● Set exercise
Each line of the listing that contains the word "JSON" is to be copied.

══ Task material ══

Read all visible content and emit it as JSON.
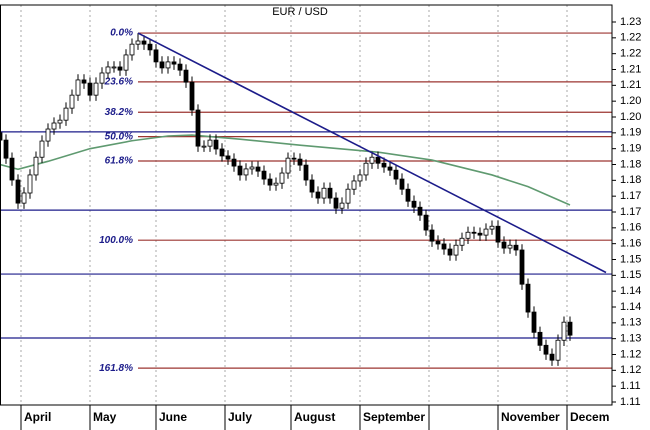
{
  "chart_data": {
    "type": "candlestick",
    "title": "EUR / USD",
    "x": [
      0,
      1,
      2,
      3,
      4,
      5,
      6,
      7,
      8,
      9,
      10,
      11,
      12,
      13,
      14,
      15,
      16,
      17,
      18,
      19,
      20,
      21,
      22,
      23,
      24,
      25,
      26,
      27,
      28,
      29,
      30,
      31,
      32,
      33,
      34,
      35,
      36,
      37,
      38,
      39,
      40,
      41,
      42,
      43,
      44,
      45,
      46,
      47,
      48,
      49,
      50,
      51,
      52,
      53,
      54,
      55,
      56,
      57,
      58,
      59,
      60,
      61,
      62,
      63,
      64,
      65,
      66,
      67,
      68,
      69,
      70,
      71,
      72,
      73,
      74,
      75,
      76,
      77,
      78,
      79,
      80,
      81,
      82,
      83,
      84,
      85,
      86,
      87,
      88,
      89,
      90,
      91,
      92,
      93,
      94,
      95
    ],
    "open": [
      1.195,
      1.1927,
      1.187,
      1.1801,
      1.1728,
      1.176,
      1.1817,
      1.1873,
      1.1924,
      1.1962,
      1.1981,
      1.199,
      1.2028,
      1.2069,
      1.2117,
      1.2107,
      1.2069,
      1.2107,
      1.2139,
      1.2158,
      1.2158,
      1.2148,
      1.2196,
      1.223,
      1.224,
      1.223,
      1.2212,
      1.2174,
      1.2155,
      1.2174,
      1.2167,
      1.2148,
      1.211,
      1.2022,
      1.1908,
      1.1908,
      1.1927,
      1.1899,
      1.1877,
      1.1867,
      1.1845,
      1.1817,
      1.1836,
      1.1842,
      1.1829,
      1.1804,
      1.1785,
      1.1791,
      1.1823,
      1.187,
      1.1867,
      1.1848,
      1.1801,
      1.1763,
      1.1744,
      1.1775,
      1.1744,
      1.1712,
      1.1728,
      1.1772,
      1.1798,
      1.1817,
      1.1854,
      1.1873,
      1.1854,
      1.1842,
      1.1832,
      1.1804,
      1.1772,
      1.1734,
      1.1715,
      1.169,
      1.1643,
      1.1608,
      1.1599,
      1.1583,
      1.1564,
      1.1595,
      1.1617,
      1.1636,
      1.1633,
      1.1627,
      1.1646,
      1.1655,
      1.1605,
      1.1586,
      1.1595,
      1.158,
      1.1472,
      1.1384,
      1.132,
      1.1279,
      1.1251,
      1.1232,
      1.1295,
      1.1352
    ],
    "high": [
      1.1968,
      1.1945,
      1.1888,
      1.1819,
      1.1778,
      1.1835,
      1.1891,
      1.1942,
      1.198,
      1.1999,
      1.2008,
      1.2046,
      1.2087,
      1.2135,
      1.2135,
      1.2125,
      1.2125,
      1.2157,
      1.2176,
      1.2176,
      1.2176,
      1.2214,
      1.2248,
      1.2265,
      1.2258,
      1.2248,
      1.223,
      1.2192,
      1.2192,
      1.2192,
      1.2185,
      1.2166,
      1.2128,
      1.204,
      1.1926,
      1.1945,
      1.1945,
      1.1917,
      1.1895,
      1.1885,
      1.1863,
      1.1854,
      1.186,
      1.186,
      1.1847,
      1.1822,
      1.1809,
      1.1841,
      1.1888,
      1.1888,
      1.1885,
      1.1866,
      1.1819,
      1.1781,
      1.1793,
      1.1793,
      1.1762,
      1.1746,
      1.179,
      1.1816,
      1.1835,
      1.1872,
      1.1891,
      1.1891,
      1.1872,
      1.186,
      1.185,
      1.1822,
      1.179,
      1.1752,
      1.1733,
      1.1708,
      1.1661,
      1.1626,
      1.1617,
      1.1601,
      1.1613,
      1.1635,
      1.1654,
      1.1654,
      1.1651,
      1.1664,
      1.1673,
      1.1673,
      1.1623,
      1.1613,
      1.1613,
      1.1598,
      1.149,
      1.1402,
      1.1338,
      1.1297,
      1.1269,
      1.1313,
      1.137,
      1.137
    ],
    "low": [
      1.1909,
      1.1852,
      1.1783,
      1.171,
      1.171,
      1.1742,
      1.1799,
      1.1855,
      1.1906,
      1.1944,
      1.1963,
      1.1972,
      1.201,
      1.2051,
      1.2089,
      1.2051,
      1.2051,
      1.2089,
      1.2121,
      1.214,
      1.213,
      1.213,
      1.2178,
      1.2212,
      1.2212,
      1.2194,
      1.2156,
      1.2137,
      1.2137,
      1.2149,
      1.213,
      1.2092,
      1.2004,
      1.189,
      1.189,
      1.189,
      1.1881,
      1.1859,
      1.1849,
      1.1827,
      1.1799,
      1.1799,
      1.1818,
      1.1811,
      1.1786,
      1.1767,
      1.1767,
      1.1773,
      1.1805,
      1.1849,
      1.183,
      1.1783,
      1.1745,
      1.1726,
      1.1726,
      1.1726,
      1.1694,
      1.1694,
      1.171,
      1.1754,
      1.178,
      1.1799,
      1.1836,
      1.1836,
      1.1824,
      1.1814,
      1.1786,
      1.1754,
      1.1716,
      1.1697,
      1.1672,
      1.1625,
      1.159,
      1.1581,
      1.1565,
      1.1546,
      1.1546,
      1.1577,
      1.1599,
      1.1615,
      1.1609,
      1.1609,
      1.1628,
      1.1587,
      1.1568,
      1.1568,
      1.1562,
      1.1454,
      1.1366,
      1.1302,
      1.1261,
      1.1233,
      1.1214,
      1.1214,
      1.1277,
      1.1293
    ],
    "close": [
      1.1927,
      1.187,
      1.1801,
      1.1728,
      1.176,
      1.1817,
      1.1873,
      1.1924,
      1.1962,
      1.1981,
      1.199,
      1.2028,
      1.2069,
      1.2117,
      1.2107,
      1.2069,
      1.2107,
      1.2139,
      1.2158,
      1.2158,
      1.2148,
      1.2196,
      1.223,
      1.224,
      1.223,
      1.2212,
      1.2174,
      1.2155,
      1.2174,
      1.2167,
      1.2148,
      1.211,
      1.2022,
      1.1908,
      1.1908,
      1.1927,
      1.1899,
      1.1877,
      1.1867,
      1.1845,
      1.1817,
      1.1836,
      1.1842,
      1.1829,
      1.1804,
      1.1785,
      1.1791,
      1.1823,
      1.187,
      1.1867,
      1.1848,
      1.1801,
      1.1763,
      1.1744,
      1.1775,
      1.1744,
      1.1712,
      1.1728,
      1.1772,
      1.1798,
      1.1817,
      1.1854,
      1.1873,
      1.1854,
      1.1842,
      1.1832,
      1.1804,
      1.1772,
      1.1734,
      1.1715,
      1.169,
      1.1643,
      1.1608,
      1.1599,
      1.1583,
      1.1564,
      1.1595,
      1.1617,
      1.1636,
      1.1633,
      1.1627,
      1.1646,
      1.1655,
      1.1605,
      1.1586,
      1.1595,
      1.158,
      1.1472,
      1.1384,
      1.132,
      1.1279,
      1.1251,
      1.1232,
      1.1295,
      1.1352,
      1.1311
    ],
    "up_color": "#ffffff",
    "down_color": "#000000",
    "moving_average": {
      "color": "#5f9a70",
      "x": [
        0,
        3,
        8,
        15,
        22,
        28,
        32,
        40,
        50,
        63,
        72,
        82,
        88,
        95
      ],
      "values": [
        1.185,
        1.1835,
        1.186,
        1.19,
        1.1925,
        1.194,
        1.1943,
        1.193,
        1.1911,
        1.1889,
        1.1864,
        1.1817,
        1.178,
        1.1722
      ]
    },
    "trendline": {
      "color": "#1c1c8a",
      "x": [
        23,
        101
      ],
      "values": [
        1.2265,
        1.1509
      ]
    },
    "horizontal_lines": {
      "color": "#1c1c8a",
      "values": [
        1.1953,
        1.1706,
        1.1504,
        1.1302
      ]
    },
    "fibonacci": {
      "color": "#9c3530",
      "label_color": "#1c1c8a",
      "labels": [
        "0.0%",
        "23.6%",
        "38.2%",
        "50.0%",
        "61.8%",
        "100.0%",
        "161.8%"
      ],
      "values": [
        1.2265,
        1.2111,
        1.2015,
        1.1938,
        1.1861,
        1.1611,
        1.1207
      ]
    },
    "xlim": [
      0,
      102
    ],
    "xticks": [
      {
        "value": 3.5,
        "label": "April"
      },
      {
        "value": 15,
        "label": "May"
      },
      {
        "value": 26,
        "label": "June"
      },
      {
        "value": 37.5,
        "label": "July"
      },
      {
        "value": 48.5,
        "label": "August"
      },
      {
        "value": 60,
        "label": "September"
      },
      {
        "value": 71.5,
        "label": null
      },
      {
        "value": 83,
        "label": "November"
      },
      {
        "value": 94.5,
        "label": "Decem"
      }
    ],
    "ylim": [
      1.10905,
      1.23537
    ],
    "yticks": [
      1.23,
      {
        "value": 1.225,
        "label": "1.22"
      },
      1.22,
      {
        "value": 1.215,
        "label": "1.21"
      },
      1.21,
      {
        "value": 1.205,
        "label": "1.20"
      },
      {
        "value": 1.2,
        "label": "1.20"
      },
      {
        "value": 1.195,
        "label": "1.19"
      },
      1.19,
      {
        "value": 1.185,
        "label": "1.18"
      },
      1.18,
      {
        "value": 1.175,
        "label": "1.17"
      },
      1.17,
      {
        "value": 1.165,
        "label": "1.16"
      },
      1.16,
      {
        "value": 1.155,
        "label": "1.15"
      },
      1.15,
      {
        "value": 1.145,
        "label": "1.14"
      },
      1.14,
      {
        "value": 1.135,
        "label": "1.13"
      },
      1.13,
      {
        "value": 1.125,
        "label": "1.12"
      },
      1.12,
      {
        "value": 1.115,
        "label": "1.11"
      },
      1.11
    ],
    "grid": true
  }
}
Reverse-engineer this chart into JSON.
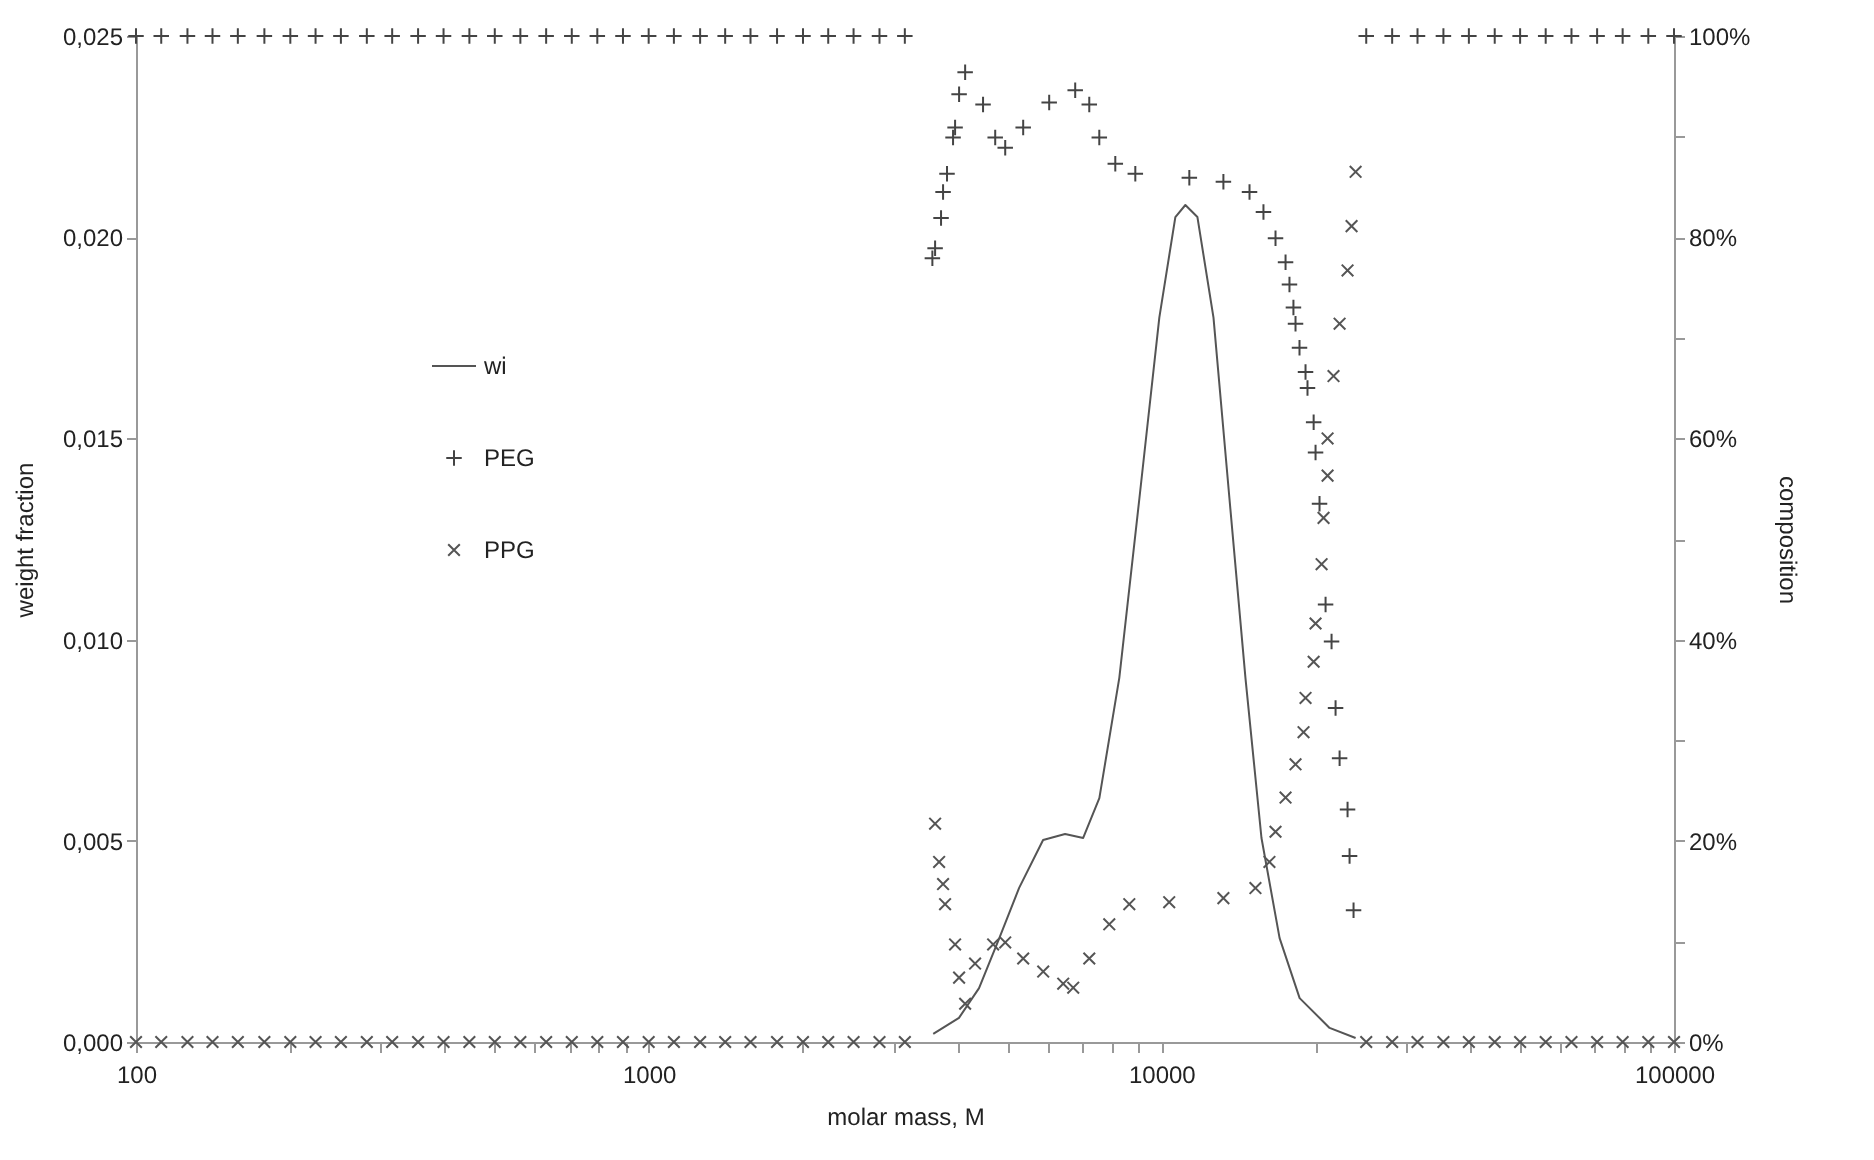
{
  "chart_data": {
    "type": "scatter",
    "xlabel": "molar mass, M",
    "ylabel": "weight fraction",
    "y2label": "composition",
    "log": "x",
    "grid": false,
    "legend": "left",
    "xlim": [
      100,
      100000
    ],
    "xticks": [
      100,
      {
        "value": 200,
        "label": null
      },
      {
        "value": 300,
        "label": null
      },
      {
        "value": 400,
        "label": null
      },
      {
        "value": 500,
        "label": null
      },
      {
        "value": 600,
        "label": null
      },
      {
        "value": 700,
        "label": null
      },
      {
        "value": 800,
        "label": null
      },
      {
        "value": 900,
        "label": null
      },
      1000,
      {
        "value": 2000,
        "label": null
      },
      {
        "value": 3000,
        "label": null
      },
      {
        "value": 4000,
        "label": null
      },
      {
        "value": 5000,
        "label": null
      },
      {
        "value": 6000,
        "label": null
      },
      {
        "value": 7000,
        "label": null
      },
      {
        "value": 8000,
        "label": null
      },
      {
        "value": 9000,
        "label": null
      },
      10000,
      {
        "value": 20000,
        "label": null
      },
      {
        "value": 30000,
        "label": null
      },
      {
        "value": 40000,
        "label": null
      },
      {
        "value": 50000,
        "label": null
      },
      {
        "value": 60000,
        "label": null
      },
      {
        "value": 70000,
        "label": null
      },
      {
        "value": 80000,
        "label": null
      },
      {
        "value": 90000,
        "label": null
      },
      100000
    ],
    "ylim": [
      0,
      0.025
    ],
    "yticks": [
      {
        "value": 0,
        "label": "0,000"
      },
      {
        "value": 0.005,
        "label": "0,005"
      },
      {
        "value": 0.01,
        "label": "0,010"
      },
      {
        "value": 0.015,
        "label": "0,015"
      },
      {
        "value": 0.02,
        "label": "0,020"
      },
      {
        "value": 0.025,
        "label": "0,025"
      }
    ],
    "y2lim": [
      0,
      100
    ],
    "y2ticks": [
      {
        "value": 0,
        "label": "0%"
      },
      {
        "value": 10,
        "label": null
      },
      {
        "value": 20,
        "label": "20%"
      },
      {
        "value": 30,
        "label": null
      },
      {
        "value": 40,
        "label": "40%"
      },
      {
        "value": 50,
        "label": null
      },
      {
        "value": 60,
        "label": "60%"
      },
      {
        "value": 70,
        "label": null
      },
      {
        "value": 80,
        "label": "80%"
      },
      {
        "value": 90,
        "label": null
      },
      {
        "value": 100,
        "label": "100%"
      }
    ],
    "series": [
      {
        "name": "wi",
        "type": "line",
        "color": "#555555",
        "line_style": "solid",
        "marker": "none",
        "x": [
          3590,
          4030,
          4410,
          4830,
          5280,
          5880,
          6490,
          7040,
          7570,
          8280,
          9060,
          9910,
          10650,
          11140,
          11760,
          12640,
          13580,
          14590,
          15680,
          17010,
          18610,
          21290,
          23930
        ],
        "values": [
          0.0002,
          0.0006,
          0.00134,
          0.00258,
          0.00383,
          0.00502,
          0.00517,
          0.00507,
          0.00606,
          0.00905,
          0.0135,
          0.018,
          0.0205,
          0.0208,
          0.0205,
          0.018,
          0.0135,
          0.00905,
          0.00507,
          0.00258,
          0.00109,
          0.00035,
          0.0001
        ]
      },
      {
        "name": "PEG",
        "type": "scatter",
        "axis": "y2",
        "marker": "cross",
        "color": "#444444",
        "x": [
          3576,
          3620,
          3718,
          3752,
          3819,
          3924,
          3960,
          4032,
          4143,
          4490,
          4742,
          4960,
          5377,
          6043,
          6792,
          7235,
          7568,
          8132,
          8897,
          11340,
          13215,
          14860,
          15820,
          16700,
          17470,
          17780,
          18100,
          18270,
          18600,
          19110,
          19280,
          19820,
          19990,
          20350,
          20910,
          21480,
          21870,
          22270,
          23080,
          23290,
          23710,
          100,
          112,
          126,
          141,
          158,
          178,
          200,
          224,
          251,
          282,
          316,
          355,
          398,
          447,
          501,
          562,
          631,
          708,
          794,
          891,
          1000,
          1120,
          1260,
          1410,
          1580,
          1780,
          2000,
          2240,
          2510,
          2820,
          3160,
          25100,
          28200,
          31600,
          35500,
          39800,
          44700,
          50100,
          56200,
          63100,
          70800,
          79400,
          89100,
          100000
        ],
        "values": [
          77.9,
          78.9,
          81.9,
          84.5,
          86.3,
          89.9,
          90.9,
          94.2,
          96.4,
          93.2,
          89.9,
          88.9,
          90.9,
          93.4,
          94.6,
          93.2,
          89.9,
          87.3,
          86.3,
          85.9,
          85.5,
          84.5,
          82.5,
          79.9,
          77.5,
          75.3,
          73.0,
          71.4,
          69.0,
          66.6,
          65.0,
          61.6,
          58.6,
          53.5,
          43.5,
          39.8,
          33.2,
          28.2,
          23.1,
          18.5,
          13.1,
          100,
          100,
          100,
          100,
          100,
          100,
          100,
          100,
          100,
          100,
          100,
          100,
          100,
          100,
          100,
          100,
          100,
          100,
          100,
          100,
          100,
          100,
          100,
          100,
          100,
          100,
          100,
          100,
          100,
          100,
          100,
          100,
          100,
          100,
          100,
          100,
          100,
          100,
          100,
          100,
          100,
          100,
          100,
          100
        ]
      },
      {
        "name": "PPG",
        "type": "scatter",
        "axis": "y2",
        "marker": "x",
        "color": "#555555",
        "x": [
          3620,
          3686,
          3752,
          3786,
          3960,
          4032,
          4143,
          4332,
          4698,
          4960,
          5377,
          5883,
          6436,
          6732,
          7235,
          7915,
          8660,
          10360,
          13215,
          15260,
          16250,
          16700,
          17470,
          18270,
          18940,
          19110,
          19820,
          19990,
          20540,
          20720,
          21100,
          21100,
          21670,
          22270,
          23080,
          23500,
          23930,
          100,
          112,
          126,
          141,
          158,
          178,
          200,
          224,
          251,
          282,
          316,
          355,
          398,
          447,
          501,
          562,
          631,
          708,
          794,
          891,
          1000,
          1120,
          1260,
          1410,
          1580,
          1780,
          2000,
          2240,
          2510,
          2820,
          3160,
          25100,
          28200,
          31600,
          35500,
          39800,
          44700,
          50100,
          56200,
          63100,
          70800,
          79400,
          89100,
          100000
        ],
        "values": [
          21.7,
          17.9,
          15.7,
          13.7,
          9.7,
          6.4,
          3.8,
          7.8,
          9.7,
          9.9,
          8.3,
          7.0,
          5.8,
          5.4,
          8.3,
          11.7,
          13.7,
          13.9,
          14.3,
          15.3,
          17.9,
          20.9,
          24.3,
          27.6,
          30.8,
          34.2,
          37.8,
          41.6,
          47.5,
          52.1,
          56.3,
          60.0,
          66.2,
          71.4,
          76.7,
          81.1,
          86.5,
          0,
          0,
          0,
          0,
          0,
          0,
          0,
          0,
          0,
          0,
          0,
          0,
          0,
          0,
          0,
          0,
          0,
          0,
          0,
          0,
          0,
          0,
          0,
          0,
          0,
          0,
          0,
          0,
          0,
          0,
          0,
          0,
          0,
          0,
          0,
          0,
          0,
          0,
          0,
          0,
          0,
          0,
          0,
          0
        ]
      }
    ]
  }
}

═══

● Task solution
Read all visible content and emit it as JSON.
Reverse-engineer this chart into JSON.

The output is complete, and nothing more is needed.